-- Start --

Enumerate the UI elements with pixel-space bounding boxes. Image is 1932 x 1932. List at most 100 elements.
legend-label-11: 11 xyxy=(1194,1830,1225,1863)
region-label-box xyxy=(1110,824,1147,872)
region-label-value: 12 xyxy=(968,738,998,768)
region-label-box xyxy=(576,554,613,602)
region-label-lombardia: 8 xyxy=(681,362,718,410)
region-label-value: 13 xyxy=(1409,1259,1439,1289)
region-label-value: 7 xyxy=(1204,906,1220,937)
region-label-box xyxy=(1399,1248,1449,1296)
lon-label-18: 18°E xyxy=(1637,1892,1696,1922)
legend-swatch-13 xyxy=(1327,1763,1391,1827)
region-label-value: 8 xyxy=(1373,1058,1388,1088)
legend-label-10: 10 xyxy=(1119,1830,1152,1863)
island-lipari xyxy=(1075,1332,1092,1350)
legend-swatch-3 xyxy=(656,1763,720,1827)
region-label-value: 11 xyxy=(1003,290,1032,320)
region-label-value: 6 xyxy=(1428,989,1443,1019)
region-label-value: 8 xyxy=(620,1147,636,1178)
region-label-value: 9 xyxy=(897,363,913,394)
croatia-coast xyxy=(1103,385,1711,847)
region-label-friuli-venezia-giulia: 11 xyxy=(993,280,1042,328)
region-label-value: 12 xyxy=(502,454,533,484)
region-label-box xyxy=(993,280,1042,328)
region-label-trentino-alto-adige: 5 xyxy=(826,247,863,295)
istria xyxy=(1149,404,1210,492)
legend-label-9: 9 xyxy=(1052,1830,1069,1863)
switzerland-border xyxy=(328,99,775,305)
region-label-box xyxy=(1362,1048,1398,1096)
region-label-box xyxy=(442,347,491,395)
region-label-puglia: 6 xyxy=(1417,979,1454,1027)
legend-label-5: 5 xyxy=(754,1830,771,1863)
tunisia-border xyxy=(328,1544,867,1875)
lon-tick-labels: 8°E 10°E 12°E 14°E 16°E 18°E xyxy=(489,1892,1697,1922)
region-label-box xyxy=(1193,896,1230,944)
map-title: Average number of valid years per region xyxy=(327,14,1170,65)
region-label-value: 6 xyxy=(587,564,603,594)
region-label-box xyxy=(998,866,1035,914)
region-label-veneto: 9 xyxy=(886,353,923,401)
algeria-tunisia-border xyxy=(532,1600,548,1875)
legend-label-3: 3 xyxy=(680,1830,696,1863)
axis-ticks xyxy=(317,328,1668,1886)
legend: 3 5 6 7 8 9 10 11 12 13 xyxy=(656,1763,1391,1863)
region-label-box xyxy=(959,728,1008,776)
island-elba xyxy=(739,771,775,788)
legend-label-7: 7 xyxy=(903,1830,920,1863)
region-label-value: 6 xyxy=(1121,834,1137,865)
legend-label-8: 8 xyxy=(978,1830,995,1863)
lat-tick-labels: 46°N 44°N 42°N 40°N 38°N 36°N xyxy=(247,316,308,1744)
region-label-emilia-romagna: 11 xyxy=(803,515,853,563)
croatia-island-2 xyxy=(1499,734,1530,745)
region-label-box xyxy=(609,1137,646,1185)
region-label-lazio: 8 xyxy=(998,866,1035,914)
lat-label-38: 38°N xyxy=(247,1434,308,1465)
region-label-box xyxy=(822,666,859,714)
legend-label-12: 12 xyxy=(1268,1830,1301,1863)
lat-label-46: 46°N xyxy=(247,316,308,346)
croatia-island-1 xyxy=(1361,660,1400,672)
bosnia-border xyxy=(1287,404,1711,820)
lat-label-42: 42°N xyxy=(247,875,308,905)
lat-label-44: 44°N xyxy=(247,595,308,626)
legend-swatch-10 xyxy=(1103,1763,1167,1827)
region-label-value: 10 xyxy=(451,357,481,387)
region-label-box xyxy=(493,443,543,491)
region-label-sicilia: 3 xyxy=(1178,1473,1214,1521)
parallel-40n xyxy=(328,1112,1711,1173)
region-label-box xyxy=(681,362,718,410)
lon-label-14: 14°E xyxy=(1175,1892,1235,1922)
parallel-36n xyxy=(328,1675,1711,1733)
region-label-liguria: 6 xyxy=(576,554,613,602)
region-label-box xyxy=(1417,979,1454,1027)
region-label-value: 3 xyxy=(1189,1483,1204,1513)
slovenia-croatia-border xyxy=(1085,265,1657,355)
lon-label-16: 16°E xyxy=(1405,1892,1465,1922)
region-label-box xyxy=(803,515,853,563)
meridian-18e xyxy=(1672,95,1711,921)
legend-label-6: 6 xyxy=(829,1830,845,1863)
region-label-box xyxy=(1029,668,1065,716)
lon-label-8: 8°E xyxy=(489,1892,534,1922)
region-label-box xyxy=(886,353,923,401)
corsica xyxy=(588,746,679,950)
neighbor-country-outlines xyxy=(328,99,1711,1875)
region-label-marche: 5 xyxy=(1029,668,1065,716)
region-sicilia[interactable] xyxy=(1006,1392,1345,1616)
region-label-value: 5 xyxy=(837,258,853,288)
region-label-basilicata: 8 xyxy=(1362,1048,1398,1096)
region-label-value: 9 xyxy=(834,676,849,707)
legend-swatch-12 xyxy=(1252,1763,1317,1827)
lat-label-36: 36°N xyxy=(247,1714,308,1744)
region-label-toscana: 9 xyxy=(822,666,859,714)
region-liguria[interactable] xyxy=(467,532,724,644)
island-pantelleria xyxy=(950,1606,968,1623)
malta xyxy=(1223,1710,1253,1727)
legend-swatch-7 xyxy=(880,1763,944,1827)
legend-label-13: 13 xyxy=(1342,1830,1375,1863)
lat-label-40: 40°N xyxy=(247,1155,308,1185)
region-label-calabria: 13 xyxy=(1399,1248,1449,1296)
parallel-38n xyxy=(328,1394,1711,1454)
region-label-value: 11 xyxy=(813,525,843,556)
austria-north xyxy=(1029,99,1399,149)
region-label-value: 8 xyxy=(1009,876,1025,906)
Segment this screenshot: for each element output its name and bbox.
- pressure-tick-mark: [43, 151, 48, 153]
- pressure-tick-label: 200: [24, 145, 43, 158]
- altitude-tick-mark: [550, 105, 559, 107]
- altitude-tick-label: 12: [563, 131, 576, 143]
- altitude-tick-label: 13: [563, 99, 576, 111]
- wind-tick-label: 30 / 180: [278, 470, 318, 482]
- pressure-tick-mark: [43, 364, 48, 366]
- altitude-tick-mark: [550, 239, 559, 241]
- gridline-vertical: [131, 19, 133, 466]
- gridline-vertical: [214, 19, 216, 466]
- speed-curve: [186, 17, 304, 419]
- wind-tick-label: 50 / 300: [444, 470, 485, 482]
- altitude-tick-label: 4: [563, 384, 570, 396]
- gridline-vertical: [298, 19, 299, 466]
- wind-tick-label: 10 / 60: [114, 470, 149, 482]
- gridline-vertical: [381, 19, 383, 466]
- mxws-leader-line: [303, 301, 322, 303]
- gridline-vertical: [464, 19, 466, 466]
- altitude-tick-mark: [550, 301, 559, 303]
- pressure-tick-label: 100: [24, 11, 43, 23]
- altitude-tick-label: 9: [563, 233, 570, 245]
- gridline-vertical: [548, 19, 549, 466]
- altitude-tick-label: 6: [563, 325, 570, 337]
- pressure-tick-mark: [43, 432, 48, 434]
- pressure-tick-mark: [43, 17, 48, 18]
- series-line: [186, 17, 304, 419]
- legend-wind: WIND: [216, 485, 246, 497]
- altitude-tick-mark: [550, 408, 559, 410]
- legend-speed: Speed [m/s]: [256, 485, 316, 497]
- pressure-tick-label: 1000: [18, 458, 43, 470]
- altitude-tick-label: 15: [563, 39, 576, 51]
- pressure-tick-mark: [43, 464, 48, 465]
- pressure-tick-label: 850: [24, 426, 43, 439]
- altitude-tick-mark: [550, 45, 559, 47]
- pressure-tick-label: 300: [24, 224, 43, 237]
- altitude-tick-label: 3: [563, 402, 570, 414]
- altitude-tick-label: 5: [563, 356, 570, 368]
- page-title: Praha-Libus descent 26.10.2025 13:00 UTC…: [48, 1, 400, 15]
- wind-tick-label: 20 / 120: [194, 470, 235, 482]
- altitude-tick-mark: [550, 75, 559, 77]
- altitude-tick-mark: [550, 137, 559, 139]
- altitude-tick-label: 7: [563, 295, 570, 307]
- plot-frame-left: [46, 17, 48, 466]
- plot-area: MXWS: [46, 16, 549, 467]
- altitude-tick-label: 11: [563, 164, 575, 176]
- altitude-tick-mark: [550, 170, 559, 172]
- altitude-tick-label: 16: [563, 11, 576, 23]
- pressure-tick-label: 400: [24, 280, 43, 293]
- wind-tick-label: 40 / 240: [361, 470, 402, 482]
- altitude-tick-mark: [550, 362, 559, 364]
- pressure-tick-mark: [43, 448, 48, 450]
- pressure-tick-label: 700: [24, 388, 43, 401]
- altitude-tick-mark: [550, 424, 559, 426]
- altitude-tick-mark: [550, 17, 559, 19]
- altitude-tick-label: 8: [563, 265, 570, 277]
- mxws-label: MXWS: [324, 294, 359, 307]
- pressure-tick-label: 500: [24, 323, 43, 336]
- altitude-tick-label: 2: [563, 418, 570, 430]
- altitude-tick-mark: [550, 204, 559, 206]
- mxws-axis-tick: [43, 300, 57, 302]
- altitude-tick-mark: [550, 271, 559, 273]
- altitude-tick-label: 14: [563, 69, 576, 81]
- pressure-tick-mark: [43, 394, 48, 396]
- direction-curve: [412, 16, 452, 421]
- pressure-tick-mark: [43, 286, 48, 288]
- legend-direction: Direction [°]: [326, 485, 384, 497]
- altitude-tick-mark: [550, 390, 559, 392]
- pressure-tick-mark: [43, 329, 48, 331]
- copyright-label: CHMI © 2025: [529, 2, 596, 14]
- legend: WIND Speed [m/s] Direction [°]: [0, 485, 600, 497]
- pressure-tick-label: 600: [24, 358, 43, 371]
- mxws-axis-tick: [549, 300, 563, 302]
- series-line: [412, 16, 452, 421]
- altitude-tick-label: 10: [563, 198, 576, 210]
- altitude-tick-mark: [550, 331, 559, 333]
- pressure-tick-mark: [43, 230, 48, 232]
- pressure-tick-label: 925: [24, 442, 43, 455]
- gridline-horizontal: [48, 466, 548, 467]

-- End --

[PROBLEM STATEMENT]: Transcribe the records starting with the first line and going on through the line with "region-label-value: 7 xyxy=(1204,906,1220,937)", reproducing each line verbatim.

[EXERCISE OUTPUT]:
Enumerate the UI elements with pixel-space bounding boxes. Image is 1932 x 1932. List at most 100 elements.
legend-label-11: 11 xyxy=(1194,1830,1225,1863)
region-label-box xyxy=(1110,824,1147,872)
region-label-value: 12 xyxy=(968,738,998,768)
region-label-box xyxy=(576,554,613,602)
region-label-lombardia: 8 xyxy=(681,362,718,410)
region-label-value: 13 xyxy=(1409,1259,1439,1289)
region-label-value: 7 xyxy=(1204,906,1220,937)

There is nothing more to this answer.